→ **YOUR TASK**: Select all lines with the string "objectives" in them, and copy those lines.

------ DATASET CONTENT

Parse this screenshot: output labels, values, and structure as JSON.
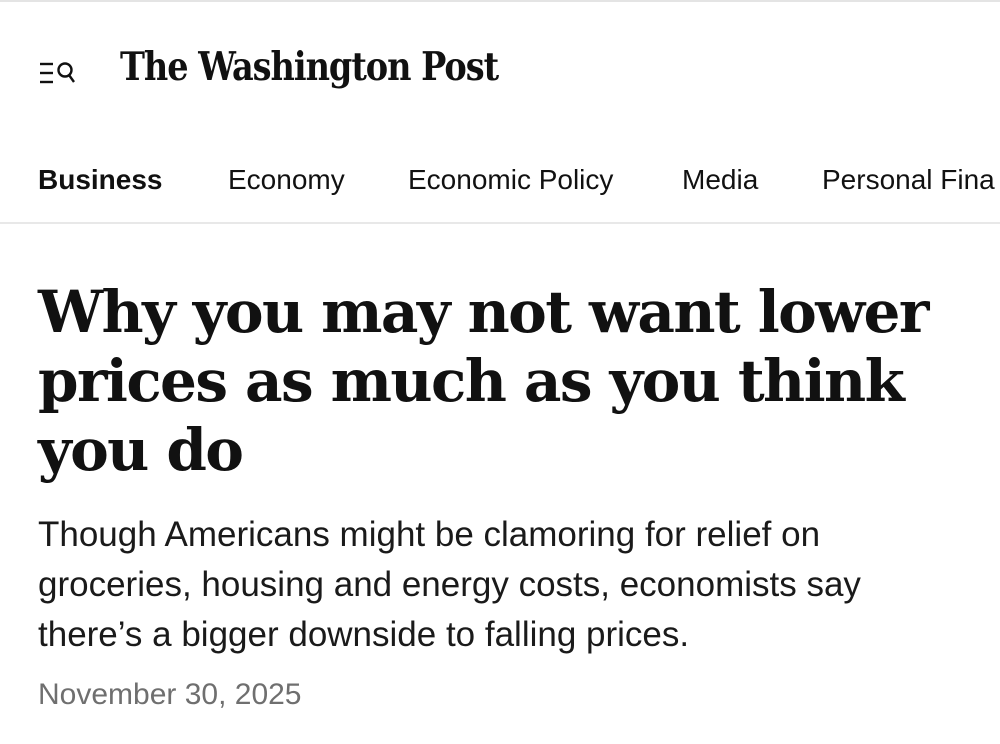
{
  "masthead": {
    "logo_text": "The Washington Post",
    "menu_search_icon": "menu-search-icon"
  },
  "section_nav": {
    "items": [
      {
        "label": "Business",
        "active": true
      },
      {
        "label": "Economy",
        "active": false
      },
      {
        "label": "Economic Policy",
        "active": false
      },
      {
        "label": "Media",
        "active": false
      },
      {
        "label": "Personal Fina",
        "active": false
      }
    ]
  },
  "article": {
    "headline": "Why you may not want lower prices as much as you think you do",
    "dek": "Though Americans might be clamoring for relief on groceries, housing and energy costs, economists say there’s a bigger downside to falling prices.",
    "date": "November 30, 2025"
  },
  "colors": {
    "text": "#111111",
    "date_gray": "#6f6f6f",
    "divider": "#e8e8e8"
  }
}
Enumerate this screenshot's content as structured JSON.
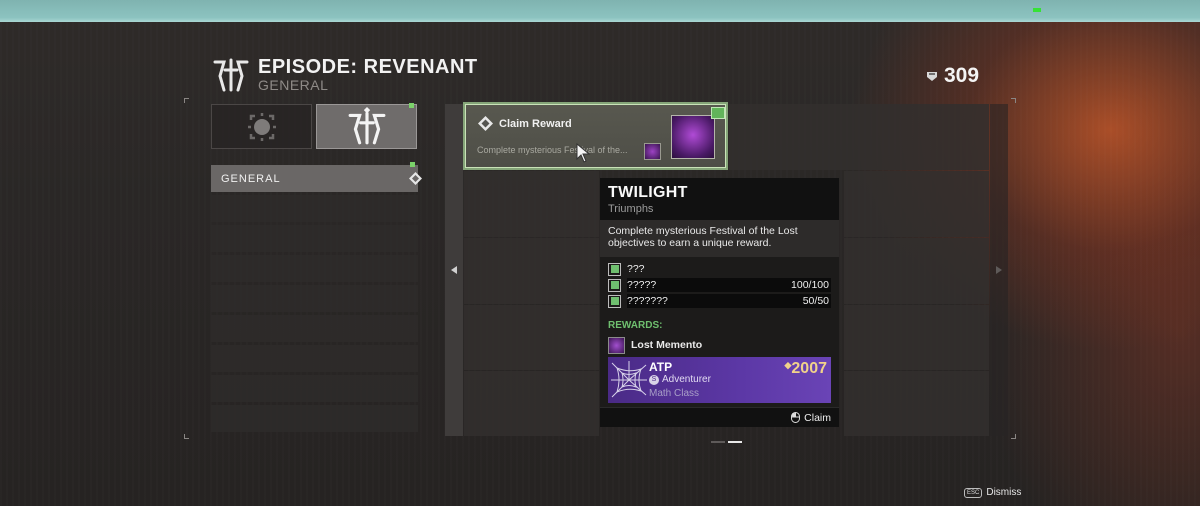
{
  "header": {
    "title": "EPISODE: REVENANT",
    "subtitle": "GENERAL",
    "currency_value": "309"
  },
  "tabs": [
    {
      "icon": "seasonal-emblem-icon",
      "active": false
    },
    {
      "icon": "revenant-logo-icon",
      "active": true
    }
  ],
  "nav": {
    "selected_label": "GENERAL"
  },
  "card": {
    "title": "Claim Reward",
    "description": "Complete mysterious Festival of the..."
  },
  "tooltip": {
    "name": "TWILIGHT",
    "type": "Triumphs",
    "description": "Complete mysterious Festival of the Lost objectives to earn a unique reward.",
    "objectives": [
      {
        "label": "???",
        "progress": ""
      },
      {
        "label": "?????",
        "progress": "100/100"
      },
      {
        "label": "???????",
        "progress": "50/50"
      }
    ],
    "rewards_label": "REWARDS:",
    "reward_item": "Lost Memento",
    "reward_emblem": {
      "name": "ATP",
      "class": "Adventurer",
      "subtitle": "Math Class",
      "power": "2007"
    },
    "footer_action": "Claim"
  },
  "footer": {
    "dismiss_label": "Dismiss",
    "dismiss_key": "ESC"
  },
  "colors": {
    "accent_green": "#6fbf6f",
    "card_border": "#85a579",
    "emblem_purple": "#5c38a6"
  }
}
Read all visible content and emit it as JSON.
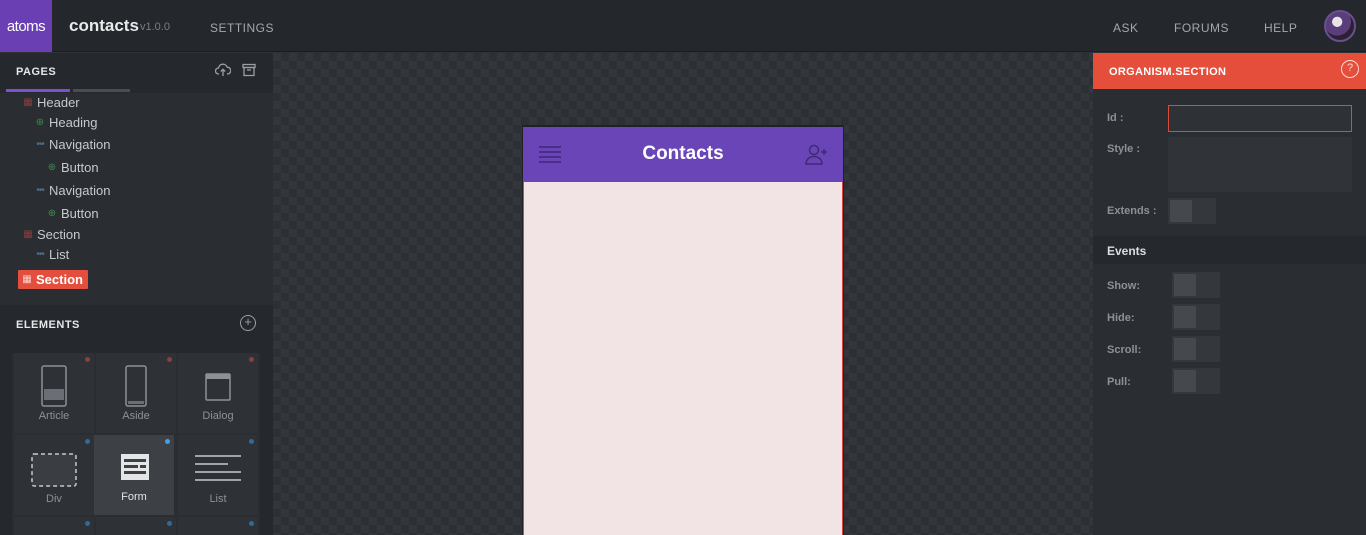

------------

→ **RESPONSE BELOW**:
    "description": "Complete mysterious Festival of the Lost objectives to earn a unique reward.",
    "objectives": [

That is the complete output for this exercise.